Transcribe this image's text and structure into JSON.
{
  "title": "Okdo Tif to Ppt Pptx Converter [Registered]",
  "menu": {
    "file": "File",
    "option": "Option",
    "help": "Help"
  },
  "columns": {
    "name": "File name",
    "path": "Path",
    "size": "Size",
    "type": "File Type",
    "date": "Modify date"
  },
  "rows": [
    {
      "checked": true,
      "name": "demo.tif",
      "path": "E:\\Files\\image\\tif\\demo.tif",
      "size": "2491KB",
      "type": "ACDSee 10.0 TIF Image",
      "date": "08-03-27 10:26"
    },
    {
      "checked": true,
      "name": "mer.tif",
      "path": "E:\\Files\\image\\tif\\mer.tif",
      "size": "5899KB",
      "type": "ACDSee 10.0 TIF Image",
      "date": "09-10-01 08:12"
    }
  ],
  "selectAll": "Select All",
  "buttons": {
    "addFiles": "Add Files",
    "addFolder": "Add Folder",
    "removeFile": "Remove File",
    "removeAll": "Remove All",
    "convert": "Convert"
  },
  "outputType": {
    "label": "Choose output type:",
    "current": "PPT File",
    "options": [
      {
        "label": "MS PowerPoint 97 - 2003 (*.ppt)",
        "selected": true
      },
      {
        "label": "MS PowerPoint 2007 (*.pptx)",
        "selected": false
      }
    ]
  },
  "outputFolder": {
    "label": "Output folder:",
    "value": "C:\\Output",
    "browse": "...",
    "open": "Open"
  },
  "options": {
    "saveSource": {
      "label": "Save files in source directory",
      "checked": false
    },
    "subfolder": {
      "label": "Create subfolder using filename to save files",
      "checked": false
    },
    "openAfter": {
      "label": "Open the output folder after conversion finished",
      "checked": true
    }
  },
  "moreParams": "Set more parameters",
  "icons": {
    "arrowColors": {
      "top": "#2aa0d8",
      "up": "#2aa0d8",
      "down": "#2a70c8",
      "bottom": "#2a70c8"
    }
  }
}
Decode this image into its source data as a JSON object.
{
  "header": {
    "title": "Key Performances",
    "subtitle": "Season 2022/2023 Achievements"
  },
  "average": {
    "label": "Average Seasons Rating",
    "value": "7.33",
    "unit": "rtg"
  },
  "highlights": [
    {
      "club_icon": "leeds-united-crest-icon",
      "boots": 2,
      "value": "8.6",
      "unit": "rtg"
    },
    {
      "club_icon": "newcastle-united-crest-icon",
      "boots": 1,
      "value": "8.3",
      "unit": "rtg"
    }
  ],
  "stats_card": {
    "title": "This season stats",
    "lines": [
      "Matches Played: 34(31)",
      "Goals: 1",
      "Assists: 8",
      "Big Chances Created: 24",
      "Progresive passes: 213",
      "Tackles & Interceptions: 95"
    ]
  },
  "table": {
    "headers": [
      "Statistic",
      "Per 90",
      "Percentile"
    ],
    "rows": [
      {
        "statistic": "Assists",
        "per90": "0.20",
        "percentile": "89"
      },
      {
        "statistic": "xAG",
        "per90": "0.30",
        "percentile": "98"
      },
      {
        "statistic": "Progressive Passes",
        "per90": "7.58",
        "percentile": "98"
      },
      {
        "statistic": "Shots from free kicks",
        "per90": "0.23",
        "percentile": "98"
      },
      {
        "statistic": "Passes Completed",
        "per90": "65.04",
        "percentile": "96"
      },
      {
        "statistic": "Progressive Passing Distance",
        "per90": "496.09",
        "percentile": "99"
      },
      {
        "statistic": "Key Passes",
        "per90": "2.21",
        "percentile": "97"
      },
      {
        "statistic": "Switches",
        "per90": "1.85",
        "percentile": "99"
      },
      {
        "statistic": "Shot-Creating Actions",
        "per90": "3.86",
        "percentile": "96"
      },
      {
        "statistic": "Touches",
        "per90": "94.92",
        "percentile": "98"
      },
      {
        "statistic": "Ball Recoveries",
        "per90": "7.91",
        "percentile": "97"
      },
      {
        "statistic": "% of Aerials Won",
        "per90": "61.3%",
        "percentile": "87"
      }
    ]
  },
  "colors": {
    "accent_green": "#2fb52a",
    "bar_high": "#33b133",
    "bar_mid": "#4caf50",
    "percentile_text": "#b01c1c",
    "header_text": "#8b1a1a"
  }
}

Your goal: Write the data back out verbatim.

Result for this exercise:
Transcribe this image's text and structure into JSON.
{
  "title": "Okdo Tif to Ppt Pptx Converter [Registered]",
  "menu": {
    "file": "File",
    "option": "Option",
    "help": "Help"
  },
  "columns": {
    "name": "File name",
    "path": "Path",
    "size": "Size",
    "type": "File Type",
    "date": "Modify date"
  },
  "rows": [
    {
      "checked": true,
      "name": "demo.tif",
      "path": "E:\\Files\\image\\tif\\demo.tif",
      "size": "2491KB",
      "type": "ACDSee 10.0 TIF Image",
      "date": "08-03-27 10:26"
    },
    {
      "checked": true,
      "name": "mer.tif",
      "path": "E:\\Files\\image\\tif\\mer.tif",
      "size": "5899KB",
      "type": "ACDSee 10.0 TIF Image",
      "date": "09-10-01 08:12"
    }
  ],
  "selectAll": "Select All",
  "buttons": {
    "addFiles": "Add Files",
    "addFolder": "Add Folder",
    "removeFile": "Remove File",
    "removeAll": "Remove All",
    "convert": "Convert"
  },
  "outputType": {
    "label": "Choose output type:",
    "current": "PPT File",
    "options": [
      {
        "label": "MS PowerPoint 97 - 2003 (*.ppt)",
        "selected": true
      },
      {
        "label": "MS PowerPoint 2007 (*.pptx)",
        "selected": false
      }
    ]
  },
  "outputFolder": {
    "label": "Output folder:",
    "value": "C:\\Output",
    "browse": "...",
    "open": "Open"
  },
  "options": {
    "saveSource": {
      "label": "Save files in source directory",
      "checked": false
    },
    "subfolder": {
      "label": "Create subfolder using filename to save files",
      "checked": false
    },
    "openAfter": {
      "label": "Open the output folder after conversion finished",
      "checked": true
    }
  },
  "moreParams": "Set more parameters",
  "icons": {
    "arrowColors": {
      "top": "#2aa0d8",
      "up": "#2aa0d8",
      "down": "#2a70c8",
      "bottom": "#2a70c8"
    }
  }
}
Decode this image into its source data as a JSON object.
{
  "header": {
    "title": "Key Performances",
    "subtitle": "Season 2022/2023 Achievements"
  },
  "average": {
    "label": "Average Seasons Rating",
    "value": "7.33",
    "unit": "rtg"
  },
  "highlights": [
    {
      "club_icon": "leeds-united-crest-icon",
      "boots": 2,
      "value": "8.6",
      "unit": "rtg"
    },
    {
      "club_icon": "newcastle-united-crest-icon",
      "boots": 1,
      "value": "8.3",
      "unit": "rtg"
    }
  ],
  "stats_card": {
    "title": "This season stats",
    "lines": [
      "Matches Played: 34(31)",
      "Goals: 1",
      "Assists: 8",
      "Big Chances Created: 24",
      "Progresive passes: 213",
      "Tackles & Interceptions: 95"
    ]
  },
  "table": {
    "headers": [
      "Statistic",
      "Per 90",
      "Percentile"
    ],
    "rows": [
      {
        "statistic": "Assists",
        "per90": "0.20",
        "percentile": "89"
      },
      {
        "statistic": "xAG",
        "per90": "0.30",
        "percentile": "98"
      },
      {
        "statistic": "Progressive Passes",
        "per90": "7.58",
        "percentile": "98"
      },
      {
        "statistic": "Shots from free kicks",
        "per90": "0.23",
        "percentile": "98"
      },
      {
        "statistic": "Passes Completed",
        "per90": "65.04",
        "percentile": "96"
      },
      {
        "statistic": "Progressive Passing Distance",
        "per90": "496.09",
        "percentile": "99"
      },
      {
        "statistic": "Key Passes",
        "per90": "2.21",
        "percentile": "97"
      },
      {
        "statistic": "Switches",
        "per90": "1.85",
        "percentile": "99"
      },
      {
        "statistic": "Shot-Creating Actions",
        "per90": "3.86",
        "percentile": "96"
      },
      {
        "statistic": "Touches",
        "per90": "94.92",
        "percentile": "98"
      },
      {
        "statistic": "Ball Recoveries",
        "per90": "7.91",
        "percentile": "97"
      },
      {
        "statistic": "% of Aerials Won",
        "per90": "61.3%",
        "percentile": "87"
      }
    ]
  },
  "colors": {
    "accent_green": "#2fb52a",
    "bar_high": "#33b133",
    "bar_mid": "#4caf50",
    "percentile_text": "#b01c1c",
    "header_text": "#8b1a1a"
  }
}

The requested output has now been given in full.